(Data entries)
▬▬▬▬▬▬

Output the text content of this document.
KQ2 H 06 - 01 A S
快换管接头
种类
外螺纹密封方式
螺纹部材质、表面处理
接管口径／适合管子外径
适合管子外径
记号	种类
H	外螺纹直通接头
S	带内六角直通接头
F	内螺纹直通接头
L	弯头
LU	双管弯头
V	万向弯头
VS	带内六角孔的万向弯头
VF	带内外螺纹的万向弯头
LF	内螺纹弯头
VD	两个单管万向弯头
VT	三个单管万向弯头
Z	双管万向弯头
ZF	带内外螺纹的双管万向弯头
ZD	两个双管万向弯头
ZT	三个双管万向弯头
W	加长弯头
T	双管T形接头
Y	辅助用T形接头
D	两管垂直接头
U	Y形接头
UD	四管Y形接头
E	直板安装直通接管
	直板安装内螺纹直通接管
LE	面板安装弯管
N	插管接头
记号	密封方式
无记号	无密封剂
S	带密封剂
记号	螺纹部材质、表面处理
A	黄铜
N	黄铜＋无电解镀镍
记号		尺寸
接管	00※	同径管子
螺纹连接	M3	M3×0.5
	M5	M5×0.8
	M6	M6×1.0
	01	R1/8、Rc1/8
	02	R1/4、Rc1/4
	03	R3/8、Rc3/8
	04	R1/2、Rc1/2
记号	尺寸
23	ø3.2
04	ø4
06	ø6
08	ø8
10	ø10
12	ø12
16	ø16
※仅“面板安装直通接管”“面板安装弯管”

▬▬▬▬▬▬

What is expected =>
Provide all the records again, word for word.

Solution to the problem =>
Output the text content of this document.
KQ2 H 06 - 01 A S
快换管接头
种类
外螺纹密封方式
螺纹部材质、表面处理
接管口径／适合管子外径
适合管子外径
记号	种类
H	外螺纹直通接头
S	带内六角直通接头
F	内螺纹直通接头
L	弯头
LU	双管弯头
V	万向弯头
VS	带内六角孔的万向弯头
VF	带内外螺纹的万向弯头
LF	内螺纹弯头
VD	两个单管万向弯头
VT	三个单管万向弯头
Z	双管万向弯头
ZF	带内外螺纹的双管万向弯头
ZD	两个双管万向弯头
ZT	三个双管万向弯头
W	加长弯头
T	双管T形接头
Y	辅助用T形接头
D	两管垂直接头
U	Y形接头
UD	四管Y形接头
E	直板安装直通接管
	直板安装内螺纹直通接管
LE	面板安装弯管
N	插管接头
记号	密封方式
无记号	无密封剂
S	带密封剂
记号	螺纹部材质、表面处理
A	黄铜
N	黄铜＋无电解镀镍
记号		尺寸
接管	00※	同径管子
螺纹连接	M3	M3×0.5
	M5	M5×0.8
	M6	M6×1.0
	01	R1/8、Rc1/8
	02	R1/4、Rc1/4
	03	R3/8、Rc3/8
	04	R1/2、Rc1/2
记号	尺寸
23	ø3.2
04	ø4
06	ø6
08	ø8
10	ø10
12	ø12
16	ø16
※仅“面板安装直通接管”“面板安装弯管”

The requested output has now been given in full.